• **Directive**: Set the following entries down again exactly, line by line.

• **Data for this exercise**:
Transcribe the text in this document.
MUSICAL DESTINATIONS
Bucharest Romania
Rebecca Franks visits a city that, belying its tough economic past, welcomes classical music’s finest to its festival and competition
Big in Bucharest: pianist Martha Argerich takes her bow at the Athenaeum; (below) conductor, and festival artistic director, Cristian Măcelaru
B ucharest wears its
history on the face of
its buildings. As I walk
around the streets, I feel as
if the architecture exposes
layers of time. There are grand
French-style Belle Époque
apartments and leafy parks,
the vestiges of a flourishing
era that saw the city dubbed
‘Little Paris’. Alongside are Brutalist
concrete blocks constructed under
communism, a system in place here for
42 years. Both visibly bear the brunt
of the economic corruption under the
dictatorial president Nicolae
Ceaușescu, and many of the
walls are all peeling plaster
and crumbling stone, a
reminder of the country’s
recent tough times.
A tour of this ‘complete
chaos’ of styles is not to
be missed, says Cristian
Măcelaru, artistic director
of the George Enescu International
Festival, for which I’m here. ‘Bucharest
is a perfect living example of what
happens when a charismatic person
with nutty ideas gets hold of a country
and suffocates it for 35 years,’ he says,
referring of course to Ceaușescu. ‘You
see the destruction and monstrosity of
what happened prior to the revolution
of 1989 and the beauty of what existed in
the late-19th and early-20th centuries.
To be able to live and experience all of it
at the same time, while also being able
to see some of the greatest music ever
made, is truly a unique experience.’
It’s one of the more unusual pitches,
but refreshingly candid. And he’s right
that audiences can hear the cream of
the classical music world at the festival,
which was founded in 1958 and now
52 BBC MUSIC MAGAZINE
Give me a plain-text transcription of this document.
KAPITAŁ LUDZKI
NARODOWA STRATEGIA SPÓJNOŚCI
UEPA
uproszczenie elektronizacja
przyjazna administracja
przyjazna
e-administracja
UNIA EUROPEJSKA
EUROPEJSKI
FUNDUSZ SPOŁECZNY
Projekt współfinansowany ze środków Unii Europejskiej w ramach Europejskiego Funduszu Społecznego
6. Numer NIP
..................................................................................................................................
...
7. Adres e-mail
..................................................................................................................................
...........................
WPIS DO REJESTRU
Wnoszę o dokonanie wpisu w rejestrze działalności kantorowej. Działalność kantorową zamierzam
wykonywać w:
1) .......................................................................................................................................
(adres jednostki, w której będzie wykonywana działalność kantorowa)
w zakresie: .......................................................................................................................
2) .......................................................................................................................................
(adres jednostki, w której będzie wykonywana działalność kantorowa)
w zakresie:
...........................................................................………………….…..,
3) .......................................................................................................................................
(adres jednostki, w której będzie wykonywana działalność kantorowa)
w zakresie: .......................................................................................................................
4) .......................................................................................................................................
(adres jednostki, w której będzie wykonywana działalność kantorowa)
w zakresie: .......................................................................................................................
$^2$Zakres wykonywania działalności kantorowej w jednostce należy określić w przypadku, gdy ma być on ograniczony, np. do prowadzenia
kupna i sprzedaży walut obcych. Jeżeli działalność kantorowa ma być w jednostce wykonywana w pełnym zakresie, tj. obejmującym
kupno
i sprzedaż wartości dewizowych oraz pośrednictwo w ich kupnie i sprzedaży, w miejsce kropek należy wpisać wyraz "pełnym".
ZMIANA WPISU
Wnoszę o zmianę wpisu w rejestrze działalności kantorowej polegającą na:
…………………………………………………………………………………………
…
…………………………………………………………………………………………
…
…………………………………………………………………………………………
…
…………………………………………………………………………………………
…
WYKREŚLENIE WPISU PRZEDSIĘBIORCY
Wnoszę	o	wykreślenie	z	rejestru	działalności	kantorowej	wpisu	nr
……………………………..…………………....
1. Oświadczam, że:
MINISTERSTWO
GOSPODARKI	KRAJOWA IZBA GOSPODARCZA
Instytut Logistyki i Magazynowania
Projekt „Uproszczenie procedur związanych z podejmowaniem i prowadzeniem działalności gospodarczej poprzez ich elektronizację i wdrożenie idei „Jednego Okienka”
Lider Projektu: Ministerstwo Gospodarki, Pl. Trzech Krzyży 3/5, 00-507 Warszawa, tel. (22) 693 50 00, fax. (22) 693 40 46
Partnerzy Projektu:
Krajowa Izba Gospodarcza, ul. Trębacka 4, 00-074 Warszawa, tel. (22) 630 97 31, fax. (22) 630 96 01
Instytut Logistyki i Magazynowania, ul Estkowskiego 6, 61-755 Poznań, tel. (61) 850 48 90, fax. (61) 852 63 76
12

• **The output**:
Transcribe the text in this document.
MUSICAL DESTINATIONS
Bucharest Romania
Rebecca Franks visits a city that, belying its tough economic past, welcomes classical music’s finest to its festival and competition
Big in Bucharest: pianist Martha Argerich takes her bow at the Athenaeum; (below) conductor, and festival artistic director, Cristian Măcelaru
B ucharest wears its
history on the face of
its buildings. As I walk
around the streets, I feel as
if the architecture exposes
layers of time. There are grand
French-style Belle Époque
apartments and leafy parks,
the vestiges of a flourishing
era that saw the city dubbed
‘Little Paris’. Alongside are Brutalist
concrete blocks constructed under
communism, a system in place here for
42 years. Both visibly bear the brunt
of the economic corruption under the
dictatorial president Nicolae
Ceaușescu, and many of the
walls are all peeling plaster
and crumbling stone, a
reminder of the country’s
recent tough times.
A tour of this ‘complete
chaos’ of styles is not to
be missed, says Cristian
Măcelaru, artistic director
of the George Enescu International
Festival, for which I’m here. ‘Bucharest
is a perfect living example of what
happens when a charismatic person
with nutty ideas gets hold of a country
and suffocates it for 35 years,’ he says,
referring of course to Ceaușescu. ‘You
see the destruction and monstrosity of
what happened prior to the revolution
of 1989 and the beauty of what existed in
the late-19th and early-20th centuries.
To be able to live and experience all of it
at the same time, while also being able
to see some of the greatest music ever
made, is truly a unique experience.’
It’s one of the more unusual pitches,
but refreshingly candid. And he’s right
that audiences can hear the cream of
the classical music world at the festival,
which was founded in 1958 and now
52 BBC MUSIC MAGAZINE
Give me a plain-text transcription of this document.
KAPITAŁ LUDZKI
NARODOWA STRATEGIA SPÓJNOŚCI
UEPA
uproszczenie elektronizacja
przyjazna administracja
przyjazna
e-administracja
UNIA EUROPEJSKA
EUROPEJSKI
FUNDUSZ SPOŁECZNY
Projekt współfinansowany ze środków Unii Europejskiej w ramach Europejskiego Funduszu Społecznego
6. Numer NIP
..................................................................................................................................
...
7. Adres e-mail
..................................................................................................................................
...........................
WPIS DO REJESTRU
Wnoszę o dokonanie wpisu w rejestrze działalności kantorowej. Działalność kantorową zamierzam
wykonywać w:
1) .......................................................................................................................................
(adres jednostki, w której będzie wykonywana działalność kantorowa)
w zakresie: .......................................................................................................................
2) .......................................................................................................................................
(adres jednostki, w której będzie wykonywana działalność kantorowa)
w zakresie:
...........................................................................………………….…..,
3) .......................................................................................................................................
(adres jednostki, w której będzie wykonywana działalność kantorowa)
w zakresie: .......................................................................................................................
4) .......................................................................................................................................
(adres jednostki, w której będzie wykonywana działalność kantorowa)
w zakresie: .......................................................................................................................
$^2$Zakres wykonywania działalności kantorowej w jednostce należy określić w przypadku, gdy ma być on ograniczony, np. do prowadzenia
kupna i sprzedaży walut obcych. Jeżeli działalność kantorowa ma być w jednostce wykonywana w pełnym zakresie, tj. obejmującym
kupno
i sprzedaż wartości dewizowych oraz pośrednictwo w ich kupnie i sprzedaży, w miejsce kropek należy wpisać wyraz "pełnym".
ZMIANA WPISU
Wnoszę o zmianę wpisu w rejestrze działalności kantorowej polegającą na:
…………………………………………………………………………………………
…
…………………………………………………………………………………………
…
…………………………………………………………………………………………
…
…………………………………………………………………………………………
…
WYKREŚLENIE WPISU PRZEDSIĘBIORCY
Wnoszę	o	wykreślenie	z	rejestru	działalności	kantorowej	wpisu	nr
……………………………..…………………....
1. Oświadczam, że:
MINISTERSTWO
GOSPODARKI	KRAJOWA IZBA GOSPODARCZA
Instytut Logistyki i Magazynowania
Projekt „Uproszczenie procedur związanych z podejmowaniem i prowadzeniem działalności gospodarczej poprzez ich elektronizację i wdrożenie idei „Jednego Okienka”
Lider Projektu: Ministerstwo Gospodarki, Pl. Trzech Krzyży 3/5, 00-507 Warszawa, tel. (22) 693 50 00, fax. (22) 693 40 46
Partnerzy Projektu:
Krajowa Izba Gospodarcza, ul. Trębacka 4, 00-074 Warszawa, tel. (22) 630 97 31, fax. (22) 630 96 01
Instytut Logistyki i Magazynowania, ul Estkowskiego 6, 61-755 Poznań, tel. (61) 850 48 90, fax. (61) 852 63 76
12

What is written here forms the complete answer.